*WHAT YOU ARE ASKED TO DO*: What is needed here is an exact copy of every entry.

*RECORDS FOR THIS EXERCISE*:
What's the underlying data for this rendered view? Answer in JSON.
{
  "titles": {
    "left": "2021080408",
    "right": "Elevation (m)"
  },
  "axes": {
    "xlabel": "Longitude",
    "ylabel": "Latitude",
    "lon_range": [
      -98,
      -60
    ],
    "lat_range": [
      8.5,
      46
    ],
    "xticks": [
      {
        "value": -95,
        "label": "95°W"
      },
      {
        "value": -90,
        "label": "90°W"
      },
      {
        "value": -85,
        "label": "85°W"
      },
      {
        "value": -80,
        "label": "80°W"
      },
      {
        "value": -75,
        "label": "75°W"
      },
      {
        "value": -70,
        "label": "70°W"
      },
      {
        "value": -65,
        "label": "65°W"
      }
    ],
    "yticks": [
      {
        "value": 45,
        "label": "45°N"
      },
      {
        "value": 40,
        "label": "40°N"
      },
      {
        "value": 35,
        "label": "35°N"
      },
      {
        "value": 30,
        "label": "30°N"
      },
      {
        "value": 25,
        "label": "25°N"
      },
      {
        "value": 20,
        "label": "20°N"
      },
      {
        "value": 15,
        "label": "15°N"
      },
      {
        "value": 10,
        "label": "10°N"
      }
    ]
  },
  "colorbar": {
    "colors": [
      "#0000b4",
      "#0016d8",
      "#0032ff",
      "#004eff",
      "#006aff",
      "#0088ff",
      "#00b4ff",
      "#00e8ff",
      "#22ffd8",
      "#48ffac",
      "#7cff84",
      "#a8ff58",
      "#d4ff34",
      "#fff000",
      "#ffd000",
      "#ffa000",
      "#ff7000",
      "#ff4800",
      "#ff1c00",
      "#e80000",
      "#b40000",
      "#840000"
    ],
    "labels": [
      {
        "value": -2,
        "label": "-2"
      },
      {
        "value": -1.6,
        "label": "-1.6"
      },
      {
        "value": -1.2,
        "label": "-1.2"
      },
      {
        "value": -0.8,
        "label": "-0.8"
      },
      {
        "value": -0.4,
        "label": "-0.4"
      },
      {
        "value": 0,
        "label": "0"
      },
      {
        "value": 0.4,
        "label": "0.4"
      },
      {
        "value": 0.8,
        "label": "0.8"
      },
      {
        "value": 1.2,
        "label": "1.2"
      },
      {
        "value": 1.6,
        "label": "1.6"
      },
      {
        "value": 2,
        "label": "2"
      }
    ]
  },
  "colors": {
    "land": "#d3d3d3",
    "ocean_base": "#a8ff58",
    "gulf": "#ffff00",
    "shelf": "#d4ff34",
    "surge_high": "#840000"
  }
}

*RIGHT ANSWER*:
What's the underlying data for this rendered view? Answer in JSON.
{
  "titles": {
    "left": "2021080408",
    "right": "Elevation (m)"
  },
  "axes": {
    "xlabel": "Longitude",
    "ylabel": "Latitude",
    "lon_range": [
      -98,
      -60
    ],
    "lat_range": [
      8.5,
      46
    ],
    "xticks": [
      {
        "value": -95,
        "label": "95°W"
      },
      {
        "value": -90,
        "label": "90°W"
      },
      {
        "value": -85,
        "label": "85°W"
      },
      {
        "value": -80,
        "label": "80°W"
      },
      {
        "value": -75,
        "label": "75°W"
      },
      {
        "value": -70,
        "label": "70°W"
      },
      {
        "value": -65,
        "label": "65°W"
      }
    ],
    "yticks": [
      {
        "value": 45,
        "label": "45°N"
      },
      {
        "value": 40,
        "label": "40°N"
      },
      {
        "value": 35,
        "label": "35°N"
      },
      {
        "value": 30,
        "label": "30°N"
      },
      {
        "value": 25,
        "label": "25°N"
      },
      {
        "value": 20,
        "label": "20°N"
      },
      {
        "value": 15,
        "label": "15°N"
      },
      {
        "value": 10,
        "label": "10°N"
      }
    ]
  },
  "colorbar": {
    "colors": [
      "#0000b4",
      "#0016d8",
      "#0032ff",
      "#004eff",
      "#006aff",
      "#0088ff",
      "#00b4ff",
      "#00e8ff",
      "#22ffd8",
      "#48ffac",
      "#7cff84",
      "#a8ff58",
      "#d4ff34",
      "#fff000",
      "#ffd000",
      "#ffa000",
      "#ff7000",
      "#ff4800",
      "#ff1c00",
      "#e80000",
      "#b40000",
      "#840000"
    ],
    "labels": [
      {
        "value": -2,
        "label": "-2"
      },
      {
        "value": -1.6,
        "label": "-1.6"
      },
      {
        "value": -1.2,
        "label": "-1.2"
      },
      {
        "value": -0.8,
        "label": "-0.8"
      },
      {
        "value": -0.4,
        "label": "-0.4"
      },
      {
        "value": 0,
        "label": "0"
      },
      {
        "value": 0.4,
        "label": "0.4"
      },
      {
        "value": 0.8,
        "label": "0.8"
      },
      {
        "value": 1.2,
        "label": "1.2"
      },
      {
        "value": 1.6,
        "label": "1.6"
      },
      {
        "value": 2,
        "label": "2"
      }
    ]
  },
  "colors": {
    "land": "#d3d3d3",
    "ocean_base": "#a8ff58",
    "gulf": "#ffff00",
    "shelf": "#d4ff34",
    "surge_high": "#840000"
  }
}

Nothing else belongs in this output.